Given records>

··········

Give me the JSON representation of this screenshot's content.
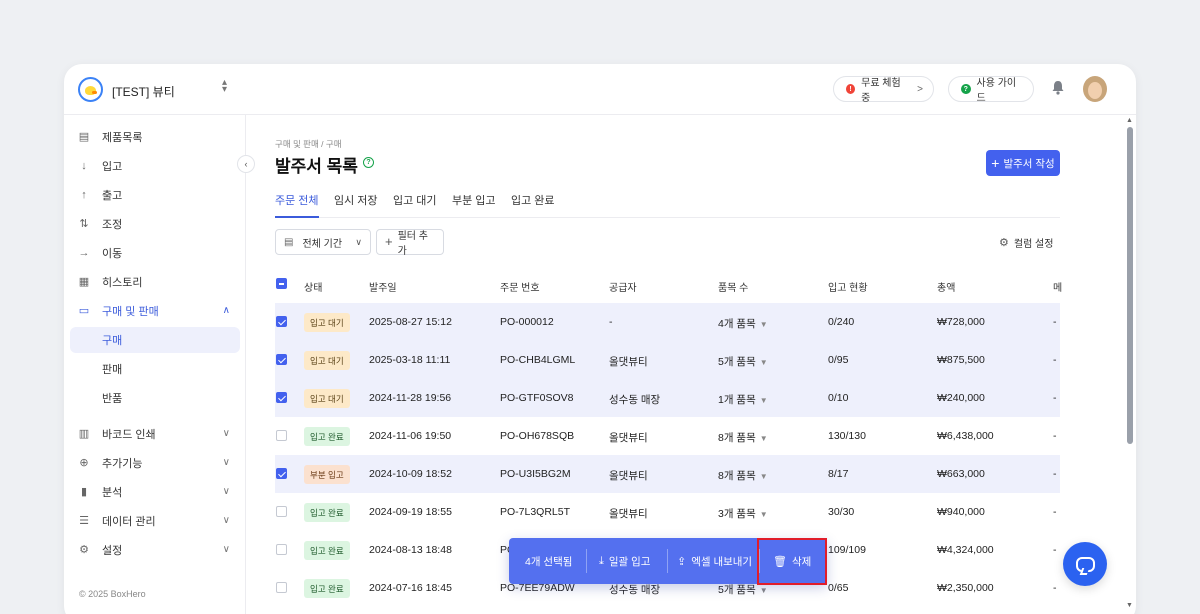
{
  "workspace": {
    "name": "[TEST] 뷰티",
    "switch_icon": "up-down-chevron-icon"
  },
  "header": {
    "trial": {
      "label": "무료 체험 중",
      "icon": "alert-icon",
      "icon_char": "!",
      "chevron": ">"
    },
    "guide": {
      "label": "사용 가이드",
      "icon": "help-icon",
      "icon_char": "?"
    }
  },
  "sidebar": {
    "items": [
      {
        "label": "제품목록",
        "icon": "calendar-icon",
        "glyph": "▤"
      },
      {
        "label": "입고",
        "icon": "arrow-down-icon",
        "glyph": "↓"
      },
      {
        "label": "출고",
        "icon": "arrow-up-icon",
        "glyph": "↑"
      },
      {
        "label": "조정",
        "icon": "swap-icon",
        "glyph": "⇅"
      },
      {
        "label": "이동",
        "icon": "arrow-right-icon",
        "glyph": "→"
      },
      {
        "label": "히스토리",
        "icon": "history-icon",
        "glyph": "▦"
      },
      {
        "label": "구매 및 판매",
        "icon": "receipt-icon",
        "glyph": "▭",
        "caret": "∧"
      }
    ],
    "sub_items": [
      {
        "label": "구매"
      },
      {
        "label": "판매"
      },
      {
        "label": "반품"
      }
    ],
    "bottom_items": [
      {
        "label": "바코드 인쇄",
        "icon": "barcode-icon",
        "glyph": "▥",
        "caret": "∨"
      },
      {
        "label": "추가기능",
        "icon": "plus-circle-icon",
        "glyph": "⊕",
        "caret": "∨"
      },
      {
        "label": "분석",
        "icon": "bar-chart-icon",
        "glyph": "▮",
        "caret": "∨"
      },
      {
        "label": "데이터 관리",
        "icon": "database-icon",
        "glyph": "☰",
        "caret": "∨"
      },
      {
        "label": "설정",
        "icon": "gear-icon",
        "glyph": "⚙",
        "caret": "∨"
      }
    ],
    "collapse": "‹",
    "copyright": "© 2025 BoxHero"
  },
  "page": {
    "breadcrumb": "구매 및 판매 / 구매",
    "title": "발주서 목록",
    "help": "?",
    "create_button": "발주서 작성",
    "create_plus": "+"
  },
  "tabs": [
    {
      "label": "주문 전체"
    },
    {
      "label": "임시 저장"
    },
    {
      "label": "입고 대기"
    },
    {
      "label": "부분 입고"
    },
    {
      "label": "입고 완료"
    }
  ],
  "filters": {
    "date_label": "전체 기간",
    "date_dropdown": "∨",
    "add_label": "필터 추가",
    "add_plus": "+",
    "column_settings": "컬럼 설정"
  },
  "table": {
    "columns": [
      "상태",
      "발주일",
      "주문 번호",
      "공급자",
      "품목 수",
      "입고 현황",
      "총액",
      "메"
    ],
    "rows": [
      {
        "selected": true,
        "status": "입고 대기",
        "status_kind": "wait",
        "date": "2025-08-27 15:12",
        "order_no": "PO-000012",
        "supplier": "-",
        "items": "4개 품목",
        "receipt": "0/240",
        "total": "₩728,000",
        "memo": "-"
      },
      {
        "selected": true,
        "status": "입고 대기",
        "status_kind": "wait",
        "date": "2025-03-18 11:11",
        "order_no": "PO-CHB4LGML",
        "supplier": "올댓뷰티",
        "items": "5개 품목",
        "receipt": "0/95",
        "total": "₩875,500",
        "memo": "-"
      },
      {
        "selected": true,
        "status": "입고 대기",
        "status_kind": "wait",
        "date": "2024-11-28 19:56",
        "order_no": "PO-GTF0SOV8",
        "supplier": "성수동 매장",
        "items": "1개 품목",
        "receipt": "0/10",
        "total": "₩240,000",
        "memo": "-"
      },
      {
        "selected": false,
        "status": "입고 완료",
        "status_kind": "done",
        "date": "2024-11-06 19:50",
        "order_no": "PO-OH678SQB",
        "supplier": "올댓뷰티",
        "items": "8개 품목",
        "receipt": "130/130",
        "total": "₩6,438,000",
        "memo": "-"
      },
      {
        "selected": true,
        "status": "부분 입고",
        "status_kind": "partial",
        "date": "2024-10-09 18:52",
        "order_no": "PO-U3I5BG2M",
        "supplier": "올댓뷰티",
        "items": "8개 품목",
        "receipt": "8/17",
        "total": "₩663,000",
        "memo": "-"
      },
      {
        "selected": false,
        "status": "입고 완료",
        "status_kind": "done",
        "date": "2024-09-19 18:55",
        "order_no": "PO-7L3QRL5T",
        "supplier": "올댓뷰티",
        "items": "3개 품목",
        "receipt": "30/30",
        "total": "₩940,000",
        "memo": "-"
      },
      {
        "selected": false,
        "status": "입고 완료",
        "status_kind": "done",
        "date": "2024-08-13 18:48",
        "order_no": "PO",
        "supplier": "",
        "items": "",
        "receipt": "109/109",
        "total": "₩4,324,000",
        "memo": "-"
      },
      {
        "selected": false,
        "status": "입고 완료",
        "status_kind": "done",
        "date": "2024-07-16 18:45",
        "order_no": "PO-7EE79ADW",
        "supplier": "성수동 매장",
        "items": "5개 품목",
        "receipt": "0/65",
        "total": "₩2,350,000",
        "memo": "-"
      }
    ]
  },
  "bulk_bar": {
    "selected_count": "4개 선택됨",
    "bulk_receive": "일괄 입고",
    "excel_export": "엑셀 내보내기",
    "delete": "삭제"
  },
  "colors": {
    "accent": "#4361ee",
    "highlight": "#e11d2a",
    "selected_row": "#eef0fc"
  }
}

··········

Given instruction>
Pictures are to be left out; the records above must be repeated word for word.

The reply>
Give me the JSON representation of this screenshot's content.
{
  "workspace": {
    "name": "[TEST] 뷰티",
    "switch_icon": "up-down-chevron-icon"
  },
  "header": {
    "trial": {
      "label": "무료 체험 중",
      "icon": "alert-icon",
      "icon_char": "!",
      "chevron": ">"
    },
    "guide": {
      "label": "사용 가이드",
      "icon": "help-icon",
      "icon_char": "?"
    }
  },
  "sidebar": {
    "items": [
      {
        "label": "제품목록",
        "icon": "calendar-icon",
        "glyph": "▤"
      },
      {
        "label": "입고",
        "icon": "arrow-down-icon",
        "glyph": "↓"
      },
      {
        "label": "출고",
        "icon": "arrow-up-icon",
        "glyph": "↑"
      },
      {
        "label": "조정",
        "icon": "swap-icon",
        "glyph": "⇅"
      },
      {
        "label": "이동",
        "icon": "arrow-right-icon",
        "glyph": "→"
      },
      {
        "label": "히스토리",
        "icon": "history-icon",
        "glyph": "▦"
      },
      {
        "label": "구매 및 판매",
        "icon": "receipt-icon",
        "glyph": "▭",
        "caret": "∧"
      }
    ],
    "sub_items": [
      {
        "label": "구매"
      },
      {
        "label": "판매"
      },
      {
        "label": "반품"
      }
    ],
    "bottom_items": [
      {
        "label": "바코드 인쇄",
        "icon": "barcode-icon",
        "glyph": "▥",
        "caret": "∨"
      },
      {
        "label": "추가기능",
        "icon": "plus-circle-icon",
        "glyph": "⊕",
        "caret": "∨"
      },
      {
        "label": "분석",
        "icon": "bar-chart-icon",
        "glyph": "▮",
        "caret": "∨"
      },
      {
        "label": "데이터 관리",
        "icon": "database-icon",
        "glyph": "☰",
        "caret": "∨"
      },
      {
        "label": "설정",
        "icon": "gear-icon",
        "glyph": "⚙",
        "caret": "∨"
      }
    ],
    "collapse": "‹",
    "copyright": "© 2025 BoxHero"
  },
  "page": {
    "breadcrumb": "구매 및 판매 / 구매",
    "title": "발주서 목록",
    "help": "?",
    "create_button": "발주서 작성",
    "create_plus": "+"
  },
  "tabs": [
    {
      "label": "주문 전체"
    },
    {
      "label": "임시 저장"
    },
    {
      "label": "입고 대기"
    },
    {
      "label": "부분 입고"
    },
    {
      "label": "입고 완료"
    }
  ],
  "filters": {
    "date_label": "전체 기간",
    "date_dropdown": "∨",
    "add_label": "필터 추가",
    "add_plus": "+",
    "column_settings": "컬럼 설정"
  },
  "table": {
    "columns": [
      "상태",
      "발주일",
      "주문 번호",
      "공급자",
      "품목 수",
      "입고 현황",
      "총액",
      "메"
    ],
    "rows": [
      {
        "selected": true,
        "status": "입고 대기",
        "status_kind": "wait",
        "date": "2025-08-27 15:12",
        "order_no": "PO-000012",
        "supplier": "-",
        "items": "4개 품목",
        "receipt": "0/240",
        "total": "₩728,000",
        "memo": "-"
      },
      {
        "selected": true,
        "status": "입고 대기",
        "status_kind": "wait",
        "date": "2025-03-18 11:11",
        "order_no": "PO-CHB4LGML",
        "supplier": "올댓뷰티",
        "items": "5개 품목",
        "receipt": "0/95",
        "total": "₩875,500",
        "memo": "-"
      },
      {
        "selected": true,
        "status": "입고 대기",
        "status_kind": "wait",
        "date": "2024-11-28 19:56",
        "order_no": "PO-GTF0SOV8",
        "supplier": "성수동 매장",
        "items": "1개 품목",
        "receipt": "0/10",
        "total": "₩240,000",
        "memo": "-"
      },
      {
        "selected": false,
        "status": "입고 완료",
        "status_kind": "done",
        "date": "2024-11-06 19:50",
        "order_no": "PO-OH678SQB",
        "supplier": "올댓뷰티",
        "items": "8개 품목",
        "receipt": "130/130",
        "total": "₩6,438,000",
        "memo": "-"
      },
      {
        "selected": true,
        "status": "부분 입고",
        "status_kind": "partial",
        "date": "2024-10-09 18:52",
        "order_no": "PO-U3I5BG2M",
        "supplier": "올댓뷰티",
        "items": "8개 품목",
        "receipt": "8/17",
        "total": "₩663,000",
        "memo": "-"
      },
      {
        "selected": false,
        "status": "입고 완료",
        "status_kind": "done",
        "date": "2024-09-19 18:55",
        "order_no": "PO-7L3QRL5T",
        "supplier": "올댓뷰티",
        "items": "3개 품목",
        "receipt": "30/30",
        "total": "₩940,000",
        "memo": "-"
      },
      {
        "selected": false,
        "status": "입고 완료",
        "status_kind": "done",
        "date": "2024-08-13 18:48",
        "order_no": "PO",
        "supplier": "",
        "items": "",
        "receipt": "109/109",
        "total": "₩4,324,000",
        "memo": "-"
      },
      {
        "selected": false,
        "status": "입고 완료",
        "status_kind": "done",
        "date": "2024-07-16 18:45",
        "order_no": "PO-7EE79ADW",
        "supplier": "성수동 매장",
        "items": "5개 품목",
        "receipt": "0/65",
        "total": "₩2,350,000",
        "memo": "-"
      }
    ]
  },
  "bulk_bar": {
    "selected_count": "4개 선택됨",
    "bulk_receive": "일괄 입고",
    "excel_export": "엑셀 내보내기",
    "delete": "삭제"
  },
  "colors": {
    "accent": "#4361ee",
    "highlight": "#e11d2a",
    "selected_row": "#eef0fc"
  }
}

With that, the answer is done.